### Task prompt
Each line that holds the word "компрессора" is to be identified and copied.

------------------------------------------------------------------------

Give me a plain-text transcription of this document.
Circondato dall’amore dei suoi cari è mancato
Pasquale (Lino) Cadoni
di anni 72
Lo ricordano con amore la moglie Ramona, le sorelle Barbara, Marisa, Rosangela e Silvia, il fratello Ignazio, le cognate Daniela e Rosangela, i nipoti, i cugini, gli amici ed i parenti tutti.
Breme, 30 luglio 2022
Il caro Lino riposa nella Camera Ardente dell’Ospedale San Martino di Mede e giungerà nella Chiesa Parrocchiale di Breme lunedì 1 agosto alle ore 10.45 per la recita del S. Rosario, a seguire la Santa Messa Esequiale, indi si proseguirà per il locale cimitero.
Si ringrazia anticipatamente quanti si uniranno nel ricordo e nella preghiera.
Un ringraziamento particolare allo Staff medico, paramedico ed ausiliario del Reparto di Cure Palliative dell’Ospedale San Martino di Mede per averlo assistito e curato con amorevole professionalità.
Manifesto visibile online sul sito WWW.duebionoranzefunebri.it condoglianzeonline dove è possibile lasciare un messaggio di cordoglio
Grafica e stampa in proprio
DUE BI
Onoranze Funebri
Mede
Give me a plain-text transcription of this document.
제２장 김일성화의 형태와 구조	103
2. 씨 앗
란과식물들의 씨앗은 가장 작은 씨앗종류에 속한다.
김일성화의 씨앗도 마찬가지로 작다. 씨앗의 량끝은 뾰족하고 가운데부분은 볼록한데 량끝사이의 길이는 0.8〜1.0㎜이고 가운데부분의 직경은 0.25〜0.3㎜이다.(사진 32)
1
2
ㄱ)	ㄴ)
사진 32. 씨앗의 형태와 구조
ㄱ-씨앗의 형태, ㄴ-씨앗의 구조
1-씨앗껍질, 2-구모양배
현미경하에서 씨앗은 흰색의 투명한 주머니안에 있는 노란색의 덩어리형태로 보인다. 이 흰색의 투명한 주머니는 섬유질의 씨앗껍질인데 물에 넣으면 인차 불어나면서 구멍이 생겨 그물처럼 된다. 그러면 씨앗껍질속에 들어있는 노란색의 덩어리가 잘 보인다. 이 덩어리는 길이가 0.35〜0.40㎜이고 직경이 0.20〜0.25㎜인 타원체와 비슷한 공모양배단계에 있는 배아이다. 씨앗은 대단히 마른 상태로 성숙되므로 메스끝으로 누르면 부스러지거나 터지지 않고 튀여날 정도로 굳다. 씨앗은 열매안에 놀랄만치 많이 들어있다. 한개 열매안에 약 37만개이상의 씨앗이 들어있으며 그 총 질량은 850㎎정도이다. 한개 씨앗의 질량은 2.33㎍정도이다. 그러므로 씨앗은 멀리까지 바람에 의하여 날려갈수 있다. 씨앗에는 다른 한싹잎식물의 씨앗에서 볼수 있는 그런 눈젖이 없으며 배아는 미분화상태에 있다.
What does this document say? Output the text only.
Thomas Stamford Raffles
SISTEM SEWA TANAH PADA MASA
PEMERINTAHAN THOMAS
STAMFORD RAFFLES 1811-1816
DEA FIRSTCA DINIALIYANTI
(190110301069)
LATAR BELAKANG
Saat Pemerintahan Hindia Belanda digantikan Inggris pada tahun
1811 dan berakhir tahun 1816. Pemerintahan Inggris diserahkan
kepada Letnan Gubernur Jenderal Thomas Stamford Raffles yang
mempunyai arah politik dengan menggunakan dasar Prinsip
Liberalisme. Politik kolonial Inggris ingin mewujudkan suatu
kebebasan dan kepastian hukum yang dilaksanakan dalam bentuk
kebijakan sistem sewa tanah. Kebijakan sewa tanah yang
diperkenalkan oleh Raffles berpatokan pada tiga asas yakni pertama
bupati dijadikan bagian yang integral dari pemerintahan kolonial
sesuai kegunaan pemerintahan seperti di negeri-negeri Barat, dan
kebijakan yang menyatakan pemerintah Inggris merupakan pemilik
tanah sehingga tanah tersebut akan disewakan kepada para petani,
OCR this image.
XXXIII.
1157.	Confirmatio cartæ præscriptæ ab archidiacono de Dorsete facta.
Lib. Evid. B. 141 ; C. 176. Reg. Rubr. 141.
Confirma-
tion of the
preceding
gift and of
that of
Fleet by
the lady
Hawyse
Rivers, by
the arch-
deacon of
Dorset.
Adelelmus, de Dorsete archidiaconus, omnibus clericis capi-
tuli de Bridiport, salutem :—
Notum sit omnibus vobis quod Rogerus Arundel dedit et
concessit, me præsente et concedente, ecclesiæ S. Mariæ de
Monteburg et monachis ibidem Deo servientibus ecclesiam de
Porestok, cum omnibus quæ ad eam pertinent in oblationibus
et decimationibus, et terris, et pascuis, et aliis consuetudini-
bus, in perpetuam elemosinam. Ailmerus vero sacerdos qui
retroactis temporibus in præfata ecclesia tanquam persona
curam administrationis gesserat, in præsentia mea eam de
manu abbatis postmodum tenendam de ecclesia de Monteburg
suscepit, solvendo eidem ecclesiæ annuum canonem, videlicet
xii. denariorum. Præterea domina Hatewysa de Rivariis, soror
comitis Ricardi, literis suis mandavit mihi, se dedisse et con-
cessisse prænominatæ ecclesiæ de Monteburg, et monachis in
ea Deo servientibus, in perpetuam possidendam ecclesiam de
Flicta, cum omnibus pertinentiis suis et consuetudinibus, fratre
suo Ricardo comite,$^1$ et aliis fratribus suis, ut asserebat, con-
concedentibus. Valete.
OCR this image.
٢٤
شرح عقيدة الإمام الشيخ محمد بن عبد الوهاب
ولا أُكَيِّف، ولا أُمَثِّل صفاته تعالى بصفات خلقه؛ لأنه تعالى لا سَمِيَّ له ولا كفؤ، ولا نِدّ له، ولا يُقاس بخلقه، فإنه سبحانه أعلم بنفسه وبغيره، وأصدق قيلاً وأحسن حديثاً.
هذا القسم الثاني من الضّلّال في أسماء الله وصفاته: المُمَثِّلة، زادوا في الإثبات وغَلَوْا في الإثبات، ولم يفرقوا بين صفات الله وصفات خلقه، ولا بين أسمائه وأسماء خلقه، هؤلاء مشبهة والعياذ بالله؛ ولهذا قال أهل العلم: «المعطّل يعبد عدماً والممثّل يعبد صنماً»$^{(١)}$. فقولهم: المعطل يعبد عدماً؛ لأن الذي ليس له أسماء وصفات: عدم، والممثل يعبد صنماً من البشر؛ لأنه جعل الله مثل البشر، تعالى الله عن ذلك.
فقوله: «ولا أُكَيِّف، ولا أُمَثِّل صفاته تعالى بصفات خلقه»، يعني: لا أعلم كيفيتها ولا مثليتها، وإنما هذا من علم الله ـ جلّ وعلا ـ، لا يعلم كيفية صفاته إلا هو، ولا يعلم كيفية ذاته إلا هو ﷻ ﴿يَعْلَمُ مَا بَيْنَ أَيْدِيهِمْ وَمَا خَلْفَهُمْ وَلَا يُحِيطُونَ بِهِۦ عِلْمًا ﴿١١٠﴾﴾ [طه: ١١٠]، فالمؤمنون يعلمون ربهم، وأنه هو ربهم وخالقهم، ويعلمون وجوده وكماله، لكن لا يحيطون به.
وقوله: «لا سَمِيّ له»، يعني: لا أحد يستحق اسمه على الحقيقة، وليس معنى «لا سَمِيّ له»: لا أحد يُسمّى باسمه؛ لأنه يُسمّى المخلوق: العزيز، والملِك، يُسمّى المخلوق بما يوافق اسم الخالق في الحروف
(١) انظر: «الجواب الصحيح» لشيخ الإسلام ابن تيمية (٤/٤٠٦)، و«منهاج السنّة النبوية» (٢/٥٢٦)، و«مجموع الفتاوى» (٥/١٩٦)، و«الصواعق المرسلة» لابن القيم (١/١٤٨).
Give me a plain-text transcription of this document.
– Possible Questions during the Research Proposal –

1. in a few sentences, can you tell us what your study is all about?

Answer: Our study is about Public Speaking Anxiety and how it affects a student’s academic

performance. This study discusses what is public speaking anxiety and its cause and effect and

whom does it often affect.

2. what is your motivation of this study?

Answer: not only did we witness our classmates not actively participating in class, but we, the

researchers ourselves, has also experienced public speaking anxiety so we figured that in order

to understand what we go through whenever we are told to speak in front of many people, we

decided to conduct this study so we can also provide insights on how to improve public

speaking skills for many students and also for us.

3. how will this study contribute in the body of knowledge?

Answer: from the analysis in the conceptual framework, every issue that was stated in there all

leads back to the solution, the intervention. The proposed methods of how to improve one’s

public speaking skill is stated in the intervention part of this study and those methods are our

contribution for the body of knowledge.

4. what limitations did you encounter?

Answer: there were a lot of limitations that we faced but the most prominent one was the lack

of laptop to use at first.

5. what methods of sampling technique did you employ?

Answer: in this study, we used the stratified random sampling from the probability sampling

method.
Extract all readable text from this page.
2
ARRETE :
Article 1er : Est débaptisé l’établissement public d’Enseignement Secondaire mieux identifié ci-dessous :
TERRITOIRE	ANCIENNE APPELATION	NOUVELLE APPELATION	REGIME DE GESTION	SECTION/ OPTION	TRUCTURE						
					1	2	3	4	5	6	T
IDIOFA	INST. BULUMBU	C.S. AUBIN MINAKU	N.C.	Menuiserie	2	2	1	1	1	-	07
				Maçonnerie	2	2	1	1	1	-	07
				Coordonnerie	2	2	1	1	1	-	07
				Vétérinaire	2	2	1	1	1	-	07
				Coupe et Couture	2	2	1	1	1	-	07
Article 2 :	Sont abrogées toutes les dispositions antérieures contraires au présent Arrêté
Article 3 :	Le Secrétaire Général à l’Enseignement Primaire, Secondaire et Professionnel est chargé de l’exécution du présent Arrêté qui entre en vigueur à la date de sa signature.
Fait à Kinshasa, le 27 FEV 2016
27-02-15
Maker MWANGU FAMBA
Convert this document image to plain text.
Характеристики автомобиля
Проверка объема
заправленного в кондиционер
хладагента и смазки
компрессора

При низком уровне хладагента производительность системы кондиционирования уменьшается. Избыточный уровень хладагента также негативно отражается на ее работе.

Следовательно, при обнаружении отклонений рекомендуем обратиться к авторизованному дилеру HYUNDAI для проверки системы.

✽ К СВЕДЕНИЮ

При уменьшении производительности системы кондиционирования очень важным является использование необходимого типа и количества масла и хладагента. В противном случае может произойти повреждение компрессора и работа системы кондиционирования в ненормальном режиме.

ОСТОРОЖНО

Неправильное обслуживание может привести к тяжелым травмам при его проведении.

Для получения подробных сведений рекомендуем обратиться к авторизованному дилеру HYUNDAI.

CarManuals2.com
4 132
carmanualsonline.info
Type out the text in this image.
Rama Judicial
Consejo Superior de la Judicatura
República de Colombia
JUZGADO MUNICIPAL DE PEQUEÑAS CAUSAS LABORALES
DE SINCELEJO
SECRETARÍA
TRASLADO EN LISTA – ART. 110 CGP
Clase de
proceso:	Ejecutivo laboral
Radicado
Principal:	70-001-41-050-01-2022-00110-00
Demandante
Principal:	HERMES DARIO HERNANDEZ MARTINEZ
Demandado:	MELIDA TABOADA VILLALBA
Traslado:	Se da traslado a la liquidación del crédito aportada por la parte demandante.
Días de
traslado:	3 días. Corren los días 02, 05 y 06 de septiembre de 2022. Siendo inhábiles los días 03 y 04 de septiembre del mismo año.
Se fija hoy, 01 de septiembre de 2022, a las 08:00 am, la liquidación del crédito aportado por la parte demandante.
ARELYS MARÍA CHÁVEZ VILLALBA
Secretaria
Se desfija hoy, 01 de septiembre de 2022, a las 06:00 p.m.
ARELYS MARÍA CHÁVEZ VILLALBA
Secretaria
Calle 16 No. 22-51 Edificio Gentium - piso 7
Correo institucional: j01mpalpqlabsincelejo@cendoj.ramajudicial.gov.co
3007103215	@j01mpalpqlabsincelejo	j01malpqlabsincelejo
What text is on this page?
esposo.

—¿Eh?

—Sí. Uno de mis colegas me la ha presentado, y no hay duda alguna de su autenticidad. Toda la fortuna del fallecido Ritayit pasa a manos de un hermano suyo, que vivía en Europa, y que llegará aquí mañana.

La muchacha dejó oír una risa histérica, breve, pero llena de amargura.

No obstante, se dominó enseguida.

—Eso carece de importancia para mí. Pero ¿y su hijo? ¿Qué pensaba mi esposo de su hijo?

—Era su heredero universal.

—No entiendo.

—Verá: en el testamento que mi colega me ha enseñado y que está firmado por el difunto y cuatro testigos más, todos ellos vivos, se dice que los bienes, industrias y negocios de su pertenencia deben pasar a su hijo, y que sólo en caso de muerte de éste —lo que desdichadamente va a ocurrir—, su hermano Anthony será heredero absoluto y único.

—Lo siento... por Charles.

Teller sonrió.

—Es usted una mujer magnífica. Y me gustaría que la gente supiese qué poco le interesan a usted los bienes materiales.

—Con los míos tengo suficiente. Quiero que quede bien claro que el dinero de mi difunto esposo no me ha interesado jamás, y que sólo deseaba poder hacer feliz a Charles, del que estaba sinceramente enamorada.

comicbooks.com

------------------------------------------------------------------------

### Correct output
компрессора
При уменьшении производительности системы кондиционирования очень важным является использование необходимого типа и количества масла и хладагента. В противном случае может произойти повреждение компрессора и работа системы кондиционирования в ненормальном режиме.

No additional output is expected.